_PROVIDED MATERIAL_
start
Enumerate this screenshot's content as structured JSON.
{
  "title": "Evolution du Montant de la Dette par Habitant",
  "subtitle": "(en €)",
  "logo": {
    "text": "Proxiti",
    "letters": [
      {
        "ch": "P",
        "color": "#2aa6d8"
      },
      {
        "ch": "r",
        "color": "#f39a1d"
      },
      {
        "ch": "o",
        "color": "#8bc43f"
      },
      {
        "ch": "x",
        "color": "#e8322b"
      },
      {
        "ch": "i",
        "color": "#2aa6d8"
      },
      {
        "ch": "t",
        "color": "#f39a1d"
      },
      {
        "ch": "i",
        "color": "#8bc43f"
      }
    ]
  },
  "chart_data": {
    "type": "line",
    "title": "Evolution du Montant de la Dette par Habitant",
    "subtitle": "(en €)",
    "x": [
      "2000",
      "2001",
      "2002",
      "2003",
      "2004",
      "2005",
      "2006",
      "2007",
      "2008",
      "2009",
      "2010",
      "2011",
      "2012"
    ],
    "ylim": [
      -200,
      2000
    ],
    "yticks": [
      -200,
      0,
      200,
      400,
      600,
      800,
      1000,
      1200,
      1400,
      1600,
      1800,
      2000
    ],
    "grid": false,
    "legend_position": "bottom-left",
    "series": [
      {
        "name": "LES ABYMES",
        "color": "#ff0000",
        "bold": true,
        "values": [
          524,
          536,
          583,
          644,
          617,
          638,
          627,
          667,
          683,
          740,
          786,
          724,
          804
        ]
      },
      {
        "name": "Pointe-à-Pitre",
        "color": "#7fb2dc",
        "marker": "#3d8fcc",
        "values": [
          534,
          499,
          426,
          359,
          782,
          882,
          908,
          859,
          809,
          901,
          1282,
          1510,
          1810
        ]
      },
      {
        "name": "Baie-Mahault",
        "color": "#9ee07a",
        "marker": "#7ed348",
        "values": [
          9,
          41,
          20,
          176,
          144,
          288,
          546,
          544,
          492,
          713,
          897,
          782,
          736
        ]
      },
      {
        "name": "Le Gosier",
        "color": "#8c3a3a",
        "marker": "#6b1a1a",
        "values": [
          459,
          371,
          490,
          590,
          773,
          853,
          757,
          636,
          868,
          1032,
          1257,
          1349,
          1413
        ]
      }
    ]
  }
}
end
_EXERCISE DESCRIPTION_
Locate all lines that include the word "Evolution" and copy them out.

_PROBLEM SOLUTION_
  "title": "Evolution du Montant de la Dette par Habitant",
    "title": "Evolution du Montant de la Dette par Habitant",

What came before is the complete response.